YOUR GOAL: Copy the lines below, beginning with the one that contains "Extract all readable text from this page." and continuing through the final line, exactly as written and with no other lines.

[Items from a document page collection]
::::::
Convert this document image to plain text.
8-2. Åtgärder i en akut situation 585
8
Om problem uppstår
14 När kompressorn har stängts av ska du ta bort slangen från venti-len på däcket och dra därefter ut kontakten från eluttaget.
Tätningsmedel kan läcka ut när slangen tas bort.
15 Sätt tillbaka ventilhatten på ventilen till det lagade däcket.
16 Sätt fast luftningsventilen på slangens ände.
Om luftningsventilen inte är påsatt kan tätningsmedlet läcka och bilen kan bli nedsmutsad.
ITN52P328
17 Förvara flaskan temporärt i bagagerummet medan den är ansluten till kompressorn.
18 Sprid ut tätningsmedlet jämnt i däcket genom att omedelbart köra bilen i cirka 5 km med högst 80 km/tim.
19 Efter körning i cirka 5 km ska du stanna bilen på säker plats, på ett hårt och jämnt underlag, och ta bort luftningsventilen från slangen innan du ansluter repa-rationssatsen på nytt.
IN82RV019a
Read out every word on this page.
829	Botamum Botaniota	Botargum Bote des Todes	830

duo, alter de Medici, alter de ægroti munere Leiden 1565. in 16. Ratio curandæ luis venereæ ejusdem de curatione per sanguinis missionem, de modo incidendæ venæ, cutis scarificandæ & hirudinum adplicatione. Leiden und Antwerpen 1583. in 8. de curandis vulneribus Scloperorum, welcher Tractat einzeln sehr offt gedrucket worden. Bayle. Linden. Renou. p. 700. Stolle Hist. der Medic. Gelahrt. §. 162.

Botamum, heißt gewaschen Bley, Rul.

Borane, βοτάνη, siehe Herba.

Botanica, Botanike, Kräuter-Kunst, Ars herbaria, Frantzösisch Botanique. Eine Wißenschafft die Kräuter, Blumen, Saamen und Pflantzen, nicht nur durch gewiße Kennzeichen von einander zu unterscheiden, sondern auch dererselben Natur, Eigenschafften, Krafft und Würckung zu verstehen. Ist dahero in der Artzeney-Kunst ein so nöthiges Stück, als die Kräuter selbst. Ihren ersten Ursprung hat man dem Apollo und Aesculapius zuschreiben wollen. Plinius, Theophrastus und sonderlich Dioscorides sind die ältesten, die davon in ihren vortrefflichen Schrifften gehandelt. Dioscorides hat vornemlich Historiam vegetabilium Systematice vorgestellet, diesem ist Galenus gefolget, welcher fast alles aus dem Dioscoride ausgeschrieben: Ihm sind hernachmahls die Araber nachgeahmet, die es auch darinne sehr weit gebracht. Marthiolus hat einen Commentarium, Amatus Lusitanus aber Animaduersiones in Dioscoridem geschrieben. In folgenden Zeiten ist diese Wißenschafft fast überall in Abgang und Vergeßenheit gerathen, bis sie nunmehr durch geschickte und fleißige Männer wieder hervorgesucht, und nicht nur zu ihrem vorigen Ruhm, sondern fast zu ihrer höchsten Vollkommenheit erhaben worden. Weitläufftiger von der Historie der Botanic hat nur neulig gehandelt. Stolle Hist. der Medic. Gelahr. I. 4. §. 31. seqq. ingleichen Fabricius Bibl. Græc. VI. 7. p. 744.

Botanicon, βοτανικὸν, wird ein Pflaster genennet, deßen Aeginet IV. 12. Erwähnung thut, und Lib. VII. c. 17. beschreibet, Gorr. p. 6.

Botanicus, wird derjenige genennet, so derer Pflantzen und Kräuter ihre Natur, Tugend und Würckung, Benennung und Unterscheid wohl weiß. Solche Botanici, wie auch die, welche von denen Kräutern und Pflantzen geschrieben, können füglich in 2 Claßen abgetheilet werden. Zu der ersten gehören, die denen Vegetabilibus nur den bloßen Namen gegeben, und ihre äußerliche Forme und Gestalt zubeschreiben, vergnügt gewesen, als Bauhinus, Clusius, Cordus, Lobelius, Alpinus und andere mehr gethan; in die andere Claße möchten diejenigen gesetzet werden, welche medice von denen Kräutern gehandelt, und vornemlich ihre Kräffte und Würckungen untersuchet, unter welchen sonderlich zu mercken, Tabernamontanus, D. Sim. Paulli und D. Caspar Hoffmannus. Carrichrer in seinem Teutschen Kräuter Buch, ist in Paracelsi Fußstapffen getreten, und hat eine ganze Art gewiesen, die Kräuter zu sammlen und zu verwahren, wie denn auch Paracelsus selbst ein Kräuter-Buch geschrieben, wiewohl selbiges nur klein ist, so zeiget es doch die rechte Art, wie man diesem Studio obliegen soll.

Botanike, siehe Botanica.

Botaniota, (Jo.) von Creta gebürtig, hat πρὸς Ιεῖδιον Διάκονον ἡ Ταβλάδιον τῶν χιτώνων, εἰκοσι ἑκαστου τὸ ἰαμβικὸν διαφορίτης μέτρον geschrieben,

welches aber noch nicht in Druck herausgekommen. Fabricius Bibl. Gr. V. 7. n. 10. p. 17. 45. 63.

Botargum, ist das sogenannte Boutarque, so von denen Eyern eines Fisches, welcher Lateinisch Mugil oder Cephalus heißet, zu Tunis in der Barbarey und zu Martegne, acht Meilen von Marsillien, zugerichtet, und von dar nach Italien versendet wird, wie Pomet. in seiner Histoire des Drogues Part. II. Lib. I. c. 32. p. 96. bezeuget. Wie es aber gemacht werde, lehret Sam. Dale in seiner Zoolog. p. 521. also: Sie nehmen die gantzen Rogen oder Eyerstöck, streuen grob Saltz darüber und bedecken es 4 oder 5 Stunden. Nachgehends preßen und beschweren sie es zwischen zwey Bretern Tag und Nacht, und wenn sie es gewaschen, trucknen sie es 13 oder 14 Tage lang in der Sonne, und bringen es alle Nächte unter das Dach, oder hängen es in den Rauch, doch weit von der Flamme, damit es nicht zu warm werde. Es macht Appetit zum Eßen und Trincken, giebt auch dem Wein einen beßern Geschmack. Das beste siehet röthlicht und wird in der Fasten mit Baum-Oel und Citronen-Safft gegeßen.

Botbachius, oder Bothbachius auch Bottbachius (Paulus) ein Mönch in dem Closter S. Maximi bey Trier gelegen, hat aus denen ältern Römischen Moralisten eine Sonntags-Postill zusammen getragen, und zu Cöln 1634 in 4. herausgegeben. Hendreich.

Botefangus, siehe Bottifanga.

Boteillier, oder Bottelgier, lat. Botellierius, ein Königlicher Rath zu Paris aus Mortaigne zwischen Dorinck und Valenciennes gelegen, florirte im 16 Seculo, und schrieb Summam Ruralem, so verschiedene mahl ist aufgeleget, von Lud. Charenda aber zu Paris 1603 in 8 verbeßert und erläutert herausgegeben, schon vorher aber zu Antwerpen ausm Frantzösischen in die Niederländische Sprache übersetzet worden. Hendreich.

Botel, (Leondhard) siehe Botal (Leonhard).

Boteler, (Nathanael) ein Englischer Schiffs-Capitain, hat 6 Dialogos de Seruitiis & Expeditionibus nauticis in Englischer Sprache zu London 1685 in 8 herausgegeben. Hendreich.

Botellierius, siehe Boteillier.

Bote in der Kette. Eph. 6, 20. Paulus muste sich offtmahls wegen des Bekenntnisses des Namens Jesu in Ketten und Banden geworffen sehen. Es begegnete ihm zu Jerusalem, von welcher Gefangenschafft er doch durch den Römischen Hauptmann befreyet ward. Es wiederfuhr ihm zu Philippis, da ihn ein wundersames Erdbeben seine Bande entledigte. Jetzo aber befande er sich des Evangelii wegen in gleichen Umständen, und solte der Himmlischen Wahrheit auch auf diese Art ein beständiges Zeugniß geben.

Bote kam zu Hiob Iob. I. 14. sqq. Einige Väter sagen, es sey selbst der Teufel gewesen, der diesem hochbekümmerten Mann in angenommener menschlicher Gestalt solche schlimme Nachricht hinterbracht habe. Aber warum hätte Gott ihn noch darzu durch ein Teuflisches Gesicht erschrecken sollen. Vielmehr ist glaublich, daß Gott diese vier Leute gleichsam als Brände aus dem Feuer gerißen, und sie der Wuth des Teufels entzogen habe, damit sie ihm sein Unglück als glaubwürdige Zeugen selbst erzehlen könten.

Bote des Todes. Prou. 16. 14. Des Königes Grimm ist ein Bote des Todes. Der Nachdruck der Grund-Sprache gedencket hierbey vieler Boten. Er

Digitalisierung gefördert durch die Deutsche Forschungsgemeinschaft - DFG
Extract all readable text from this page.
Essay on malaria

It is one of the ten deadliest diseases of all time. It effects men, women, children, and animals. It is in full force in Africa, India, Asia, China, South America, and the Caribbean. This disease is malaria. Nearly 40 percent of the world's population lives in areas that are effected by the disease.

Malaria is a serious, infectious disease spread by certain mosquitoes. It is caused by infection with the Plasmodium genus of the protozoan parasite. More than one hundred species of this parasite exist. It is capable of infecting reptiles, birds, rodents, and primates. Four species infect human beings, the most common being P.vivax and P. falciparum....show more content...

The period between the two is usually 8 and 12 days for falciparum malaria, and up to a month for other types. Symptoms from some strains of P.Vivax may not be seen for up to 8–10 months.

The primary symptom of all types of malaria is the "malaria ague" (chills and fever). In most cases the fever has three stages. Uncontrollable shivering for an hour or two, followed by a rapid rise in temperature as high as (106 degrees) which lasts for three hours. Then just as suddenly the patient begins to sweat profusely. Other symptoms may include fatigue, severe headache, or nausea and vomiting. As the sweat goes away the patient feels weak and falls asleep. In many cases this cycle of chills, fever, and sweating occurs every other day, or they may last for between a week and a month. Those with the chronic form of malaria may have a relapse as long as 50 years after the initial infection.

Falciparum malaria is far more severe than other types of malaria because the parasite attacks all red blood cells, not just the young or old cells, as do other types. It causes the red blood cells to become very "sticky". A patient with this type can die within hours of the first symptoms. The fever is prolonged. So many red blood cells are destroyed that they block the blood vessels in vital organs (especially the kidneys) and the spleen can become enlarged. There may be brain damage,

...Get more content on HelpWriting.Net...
::::::
EXPECTED ANSWER:
Extract all readable text from this page.
Essay on malaria

It is one of the ten deadliest diseases of all time. It effects men, women, children, and animals. It is in full force in Africa, India, Asia, China, South America, and the Caribbean. This disease is malaria. Nearly 40 percent of the world's population lives in areas that are effected by the disease.

Malaria is a serious, infectious disease spread by certain mosquitoes. It is caused by infection with the Plasmodium genus of the protozoan parasite. More than one hundred species of this parasite exist. It is capable of infecting reptiles, birds, rodents, and primates. Four species infect human beings, the most common being P.vivax and P. falciparum....show more content...

The period between the two is usually 8 and 12 days for falciparum malaria, and up to a month for other types. Symptoms from some strains of P.Vivax may not be seen for up to 8–10 months.

The primary symptom of all types of malaria is the "malaria ague" (chills and fever). In most cases the fever has three stages. Uncontrollable shivering for an hour or two, followed by a rapid rise in temperature as high as (106 degrees) which lasts for three hours. Then just as suddenly the patient begins to sweat profusely. Other symptoms may include fatigue, severe headache, or nausea and vomiting. As the sweat goes away the patient feels weak and falls asleep. In many cases this cycle of chills, fever, and sweating occurs every other day, or they may last for between a week and a month. Those with the chronic form of malaria may have a relapse as long as 50 years after the initial infection.

Falciparum malaria is far more severe than other types of malaria because the parasite attacks all red blood cells, not just the young or old cells, as do other types. It causes the red blood cells to become very "sticky". A patient with this type can die within hours of the first symptoms. The fever is prolonged. So many red blood cells are destroyed that they block the blood vessels in vital organs (especially the kidneys) and the spleen can become enlarged. There may be brain damage,

...Get more content on HelpWriting.Net...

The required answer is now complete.